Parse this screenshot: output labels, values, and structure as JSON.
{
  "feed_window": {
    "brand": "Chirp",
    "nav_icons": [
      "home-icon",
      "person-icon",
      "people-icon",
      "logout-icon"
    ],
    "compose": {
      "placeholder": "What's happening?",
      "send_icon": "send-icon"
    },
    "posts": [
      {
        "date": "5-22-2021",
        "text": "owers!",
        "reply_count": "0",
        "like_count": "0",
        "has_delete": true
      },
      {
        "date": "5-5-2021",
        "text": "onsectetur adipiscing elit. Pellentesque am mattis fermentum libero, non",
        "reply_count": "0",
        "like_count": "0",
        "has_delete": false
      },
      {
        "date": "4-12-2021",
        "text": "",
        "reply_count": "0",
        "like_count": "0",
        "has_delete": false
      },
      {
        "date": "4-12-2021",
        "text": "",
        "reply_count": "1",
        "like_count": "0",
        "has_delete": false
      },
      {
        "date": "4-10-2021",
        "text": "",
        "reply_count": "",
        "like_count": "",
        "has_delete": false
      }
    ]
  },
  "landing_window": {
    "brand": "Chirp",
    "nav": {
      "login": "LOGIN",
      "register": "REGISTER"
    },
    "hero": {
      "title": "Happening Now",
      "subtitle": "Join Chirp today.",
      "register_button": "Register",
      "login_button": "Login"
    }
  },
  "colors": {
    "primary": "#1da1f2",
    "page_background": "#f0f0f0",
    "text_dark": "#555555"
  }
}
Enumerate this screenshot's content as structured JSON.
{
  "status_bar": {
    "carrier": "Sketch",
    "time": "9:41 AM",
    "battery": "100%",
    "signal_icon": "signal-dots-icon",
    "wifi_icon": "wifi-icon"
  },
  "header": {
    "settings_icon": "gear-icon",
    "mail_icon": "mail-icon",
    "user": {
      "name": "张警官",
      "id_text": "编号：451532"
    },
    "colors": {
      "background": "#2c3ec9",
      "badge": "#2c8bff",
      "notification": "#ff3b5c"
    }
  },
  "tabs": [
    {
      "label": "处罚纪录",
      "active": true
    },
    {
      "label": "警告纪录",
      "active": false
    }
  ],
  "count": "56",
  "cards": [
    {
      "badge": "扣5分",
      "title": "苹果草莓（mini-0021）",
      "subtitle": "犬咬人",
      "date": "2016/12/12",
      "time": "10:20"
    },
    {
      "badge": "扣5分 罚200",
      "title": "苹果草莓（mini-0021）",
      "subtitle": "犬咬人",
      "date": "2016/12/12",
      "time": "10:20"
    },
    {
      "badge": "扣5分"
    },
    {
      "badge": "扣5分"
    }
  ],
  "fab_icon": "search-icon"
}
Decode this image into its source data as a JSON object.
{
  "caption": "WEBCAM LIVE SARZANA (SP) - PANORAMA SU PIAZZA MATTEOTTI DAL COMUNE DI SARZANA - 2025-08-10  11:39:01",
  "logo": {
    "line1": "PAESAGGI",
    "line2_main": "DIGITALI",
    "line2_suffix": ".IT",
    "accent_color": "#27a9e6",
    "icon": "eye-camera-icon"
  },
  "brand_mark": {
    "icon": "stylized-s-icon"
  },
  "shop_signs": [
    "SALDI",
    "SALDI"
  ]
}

============================================================

> [Requirements]
Write out the whole listing again, exactly as it stands.

> [Output of the task]
Parse this screenshot: output labels, values, and structure as JSON.
{
  "feed_window": {
    "brand": "Chirp",
    "nav_icons": [
      "home-icon",
      "person-icon",
      "people-icon",
      "logout-icon"
    ],
    "compose": {
      "placeholder": "What's happening?",
      "send_icon": "send-icon"
    },
    "posts": [
      {
        "date": "5-22-2021",
        "text": "owers!",
        "reply_count": "0",
        "like_count": "0",
        "has_delete": true
      },
      {
        "date": "5-5-2021",
        "text": "onsectetur adipiscing elit. Pellentesque am mattis fermentum libero, non",
        "reply_count": "0",
        "like_count": "0",
        "has_delete": false
      },
      {
        "date": "4-12-2021",
        "text": "",
        "reply_count": "0",
        "like_count": "0",
        "has_delete": false
      },
      {
        "date": "4-12-2021",
        "text": "",
        "reply_count": "1",
        "like_count": "0",
        "has_delete": false
      },
      {
        "date": "4-10-2021",
        "text": "",
        "reply_count": "",
        "like_count": "",
        "has_delete": false
      }
    ]
  },
  "landing_window": {
    "brand": "Chirp",
    "nav": {
      "login": "LOGIN",
      "register": "REGISTER"
    },
    "hero": {
      "title": "Happening Now",
      "subtitle": "Join Chirp today.",
      "register_button": "Register",
      "login_button": "Login"
    }
  },
  "colors": {
    "primary": "#1da1f2",
    "page_background": "#f0f0f0",
    "text_dark": "#555555"
  }
}
Enumerate this screenshot's content as structured JSON.
{
  "status_bar": {
    "carrier": "Sketch",
    "time": "9:41 AM",
    "battery": "100%",
    "signal_icon": "signal-dots-icon",
    "wifi_icon": "wifi-icon"
  },
  "header": {
    "settings_icon": "gear-icon",
    "mail_icon": "mail-icon",
    "user": {
      "name": "张警官",
      "id_text": "编号：451532"
    },
    "colors": {
      "background": "#2c3ec9",
      "badge": "#2c8bff",
      "notification": "#ff3b5c"
    }
  },
  "tabs": [
    {
      "label": "处罚纪录",
      "active": true
    },
    {
      "label": "警告纪录",
      "active": false
    }
  ],
  "count": "56",
  "cards": [
    {
      "badge": "扣5分",
      "title": "苹果草莓（mini-0021）",
      "subtitle": "犬咬人",
      "date": "2016/12/12",
      "time": "10:20"
    },
    {
      "badge": "扣5分 罚200",
      "title": "苹果草莓（mini-0021）",
      "subtitle": "犬咬人",
      "date": "2016/12/12",
      "time": "10:20"
    },
    {
      "badge": "扣5分"
    },
    {
      "badge": "扣5分"
    }
  ],
  "fab_icon": "search-icon"
}
Decode this image into its source data as a JSON object.
{
  "caption": "WEBCAM LIVE SARZANA (SP) - PANORAMA SU PIAZZA MATTEOTTI DAL COMUNE DI SARZANA - 2025-08-10  11:39:01",
  "logo": {
    "line1": "PAESAGGI",
    "line2_main": "DIGITALI",
    "line2_suffix": ".IT",
    "accent_color": "#27a9e6",
    "icon": "eye-camera-icon"
  },
  "brand_mark": {
    "icon": "stylized-s-icon"
  },
  "shop_signs": [
    "SALDI",
    "SALDI"
  ]
}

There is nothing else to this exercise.